Problem description:
Rewrite the listing below with "Withdrawal force" swapped for "Extraction force" and everything else left as it is.

======== Records to process

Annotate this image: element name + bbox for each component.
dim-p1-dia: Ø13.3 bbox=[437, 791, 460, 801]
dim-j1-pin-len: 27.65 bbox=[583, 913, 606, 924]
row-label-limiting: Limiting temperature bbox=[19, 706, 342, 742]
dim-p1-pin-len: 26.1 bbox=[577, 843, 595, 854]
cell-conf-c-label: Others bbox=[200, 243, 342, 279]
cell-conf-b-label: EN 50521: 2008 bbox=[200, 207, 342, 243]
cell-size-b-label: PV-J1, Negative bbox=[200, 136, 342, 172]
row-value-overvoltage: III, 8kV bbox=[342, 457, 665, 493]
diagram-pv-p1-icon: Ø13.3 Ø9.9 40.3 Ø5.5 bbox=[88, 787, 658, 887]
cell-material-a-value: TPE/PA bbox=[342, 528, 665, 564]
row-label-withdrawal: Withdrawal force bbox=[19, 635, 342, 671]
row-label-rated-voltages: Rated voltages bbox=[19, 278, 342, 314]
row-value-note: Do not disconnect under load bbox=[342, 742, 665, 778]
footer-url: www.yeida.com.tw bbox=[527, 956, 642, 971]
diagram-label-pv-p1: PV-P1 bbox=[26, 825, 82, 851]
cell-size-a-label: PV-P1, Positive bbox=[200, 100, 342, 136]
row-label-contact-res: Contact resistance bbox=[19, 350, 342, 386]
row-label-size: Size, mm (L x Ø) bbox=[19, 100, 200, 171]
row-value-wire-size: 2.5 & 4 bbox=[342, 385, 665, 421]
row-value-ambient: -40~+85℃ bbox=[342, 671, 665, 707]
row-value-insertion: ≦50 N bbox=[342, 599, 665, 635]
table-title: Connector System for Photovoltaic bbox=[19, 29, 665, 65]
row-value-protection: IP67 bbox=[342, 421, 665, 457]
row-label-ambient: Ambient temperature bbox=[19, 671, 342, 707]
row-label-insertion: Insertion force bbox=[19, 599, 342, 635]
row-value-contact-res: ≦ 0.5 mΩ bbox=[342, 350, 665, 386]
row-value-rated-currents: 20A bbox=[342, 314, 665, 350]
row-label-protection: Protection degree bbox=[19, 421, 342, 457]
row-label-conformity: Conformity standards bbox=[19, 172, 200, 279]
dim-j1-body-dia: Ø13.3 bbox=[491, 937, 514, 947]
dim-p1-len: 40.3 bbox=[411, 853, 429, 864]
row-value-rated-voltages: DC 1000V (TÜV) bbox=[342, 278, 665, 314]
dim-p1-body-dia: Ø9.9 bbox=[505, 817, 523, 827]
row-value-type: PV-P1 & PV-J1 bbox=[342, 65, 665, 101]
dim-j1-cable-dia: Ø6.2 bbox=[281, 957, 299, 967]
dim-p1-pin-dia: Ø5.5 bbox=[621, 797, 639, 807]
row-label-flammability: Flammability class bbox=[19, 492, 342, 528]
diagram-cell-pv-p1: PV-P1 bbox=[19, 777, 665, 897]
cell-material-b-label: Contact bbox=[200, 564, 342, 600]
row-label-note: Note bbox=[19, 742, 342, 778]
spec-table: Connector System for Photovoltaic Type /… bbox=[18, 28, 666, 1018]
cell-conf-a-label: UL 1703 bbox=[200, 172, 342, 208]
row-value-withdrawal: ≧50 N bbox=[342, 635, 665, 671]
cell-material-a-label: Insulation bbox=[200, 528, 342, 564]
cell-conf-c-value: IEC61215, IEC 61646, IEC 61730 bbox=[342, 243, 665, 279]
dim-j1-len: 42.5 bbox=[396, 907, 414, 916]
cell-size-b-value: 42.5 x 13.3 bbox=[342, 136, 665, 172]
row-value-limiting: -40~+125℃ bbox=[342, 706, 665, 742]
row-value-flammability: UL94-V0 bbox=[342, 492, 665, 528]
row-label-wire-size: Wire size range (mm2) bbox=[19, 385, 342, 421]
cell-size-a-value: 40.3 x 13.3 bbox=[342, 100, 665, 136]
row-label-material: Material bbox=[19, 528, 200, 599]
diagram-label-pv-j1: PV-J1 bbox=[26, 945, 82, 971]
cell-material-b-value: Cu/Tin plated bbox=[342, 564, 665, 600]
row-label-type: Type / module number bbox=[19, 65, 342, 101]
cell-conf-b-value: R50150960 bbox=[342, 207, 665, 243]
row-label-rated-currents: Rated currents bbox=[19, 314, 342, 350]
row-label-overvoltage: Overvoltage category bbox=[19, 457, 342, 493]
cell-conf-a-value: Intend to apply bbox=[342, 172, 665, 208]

================

Response to this exercise:
Annotate this image: element name + bbox for each component.
dim-p1-dia: Ø13.3 bbox=[437, 791, 460, 801]
dim-j1-pin-len: 27.65 bbox=[583, 913, 606, 924]
row-label-limiting: Limiting temperature bbox=[19, 706, 342, 742]
dim-p1-pin-len: 26.1 bbox=[577, 843, 595, 854]
cell-conf-c-label: Others bbox=[200, 243, 342, 279]
cell-conf-b-label: EN 50521: 2008 bbox=[200, 207, 342, 243]
cell-size-b-label: PV-J1, Negative bbox=[200, 136, 342, 172]
row-value-overvoltage: III, 8kV bbox=[342, 457, 665, 493]
diagram-pv-p1-icon: Ø13.3 Ø9.9 40.3 Ø5.5 bbox=[88, 787, 658, 887]
cell-material-a-value: TPE/PA bbox=[342, 528, 665, 564]
row-label-withdrawal: Extraction force bbox=[19, 635, 342, 671]
row-label-rated-voltages: Rated voltages bbox=[19, 278, 342, 314]
row-value-note: Do not disconnect under load bbox=[342, 742, 665, 778]
footer-url: www.yeida.com.tw bbox=[527, 956, 642, 971]
diagram-label-pv-p1: PV-P1 bbox=[26, 825, 82, 851]
cell-size-a-label: PV-P1, Positive bbox=[200, 100, 342, 136]
row-label-contact-res: Contact resistance bbox=[19, 350, 342, 386]
row-label-size: Size, mm (L x Ø) bbox=[19, 100, 200, 171]
row-value-wire-size: 2.5 & 4 bbox=[342, 385, 665, 421]
row-value-ambient: -40~+85℃ bbox=[342, 671, 665, 707]
row-value-insertion: ≦50 N bbox=[342, 599, 665, 635]
table-title: Connector System for Photovoltaic bbox=[19, 29, 665, 65]
row-value-protection: IP67 bbox=[342, 421, 665, 457]
row-label-ambient: Ambient temperature bbox=[19, 671, 342, 707]
row-label-insertion: Insertion force bbox=[19, 599, 342, 635]
row-value-contact-res: ≦ 0.5 mΩ bbox=[342, 350, 665, 386]
row-value-rated-currents: 20A bbox=[342, 314, 665, 350]
row-label-protection: Protection degree bbox=[19, 421, 342, 457]
row-label-conformity: Conformity standards bbox=[19, 172, 200, 279]
dim-j1-body-dia: Ø13.3 bbox=[491, 937, 514, 947]
dim-p1-len: 40.3 bbox=[411, 853, 429, 864]
row-value-rated-voltages: DC 1000V (TÜV) bbox=[342, 278, 665, 314]
dim-p1-body-dia: Ø9.9 bbox=[505, 817, 523, 827]
row-value-type: PV-P1 & PV-J1 bbox=[342, 65, 665, 101]
dim-j1-cable-dia: Ø6.2 bbox=[281, 957, 299, 967]
dim-p1-pin-dia: Ø5.5 bbox=[621, 797, 639, 807]
row-label-flammability: Flammability class bbox=[19, 492, 342, 528]
diagram-cell-pv-p1: PV-P1 bbox=[19, 777, 665, 897]
cell-material-b-label: Contact bbox=[200, 564, 342, 600]
row-label-note: Note bbox=[19, 742, 342, 778]
spec-table: Connector System for Photovoltaic Type /… bbox=[18, 28, 666, 1018]
cell-conf-a-label: UL 1703 bbox=[200, 172, 342, 208]
row-value-withdrawal: ≧50 N bbox=[342, 635, 665, 671]
cell-material-a-label: Insulation bbox=[200, 528, 342, 564]
cell-conf-c-value: IEC61215, IEC 61646, IEC 61730 bbox=[342, 243, 665, 279]
dim-j1-len: 42.5 bbox=[396, 907, 414, 916]
cell-size-b-value: 42.5 x 13.3 bbox=[342, 136, 665, 172]
row-value-limiting: -40~+125℃ bbox=[342, 706, 665, 742]
row-value-flammability: UL94-V0 bbox=[342, 492, 665, 528]
row-label-wire-size: Wire size range (mm2) bbox=[19, 385, 342, 421]
cell-size-a-value: 40.3 x 13.3 bbox=[342, 100, 665, 136]
row-label-material: Material bbox=[19, 528, 200, 599]
diagram-label-pv-j1: PV-J1 bbox=[26, 945, 82, 971]
cell-material-b-value: Cu/Tin plated bbox=[342, 564, 665, 600]
row-label-type: Type / module number bbox=[19, 65, 342, 101]
cell-conf-b-value: R50150960 bbox=[342, 207, 665, 243]
row-label-rated-currents: Rated currents bbox=[19, 314, 342, 350]
row-label-overvoltage: Overvoltage category bbox=[19, 457, 342, 493]
cell-conf-a-value: Intend to apply bbox=[342, 172, 665, 208]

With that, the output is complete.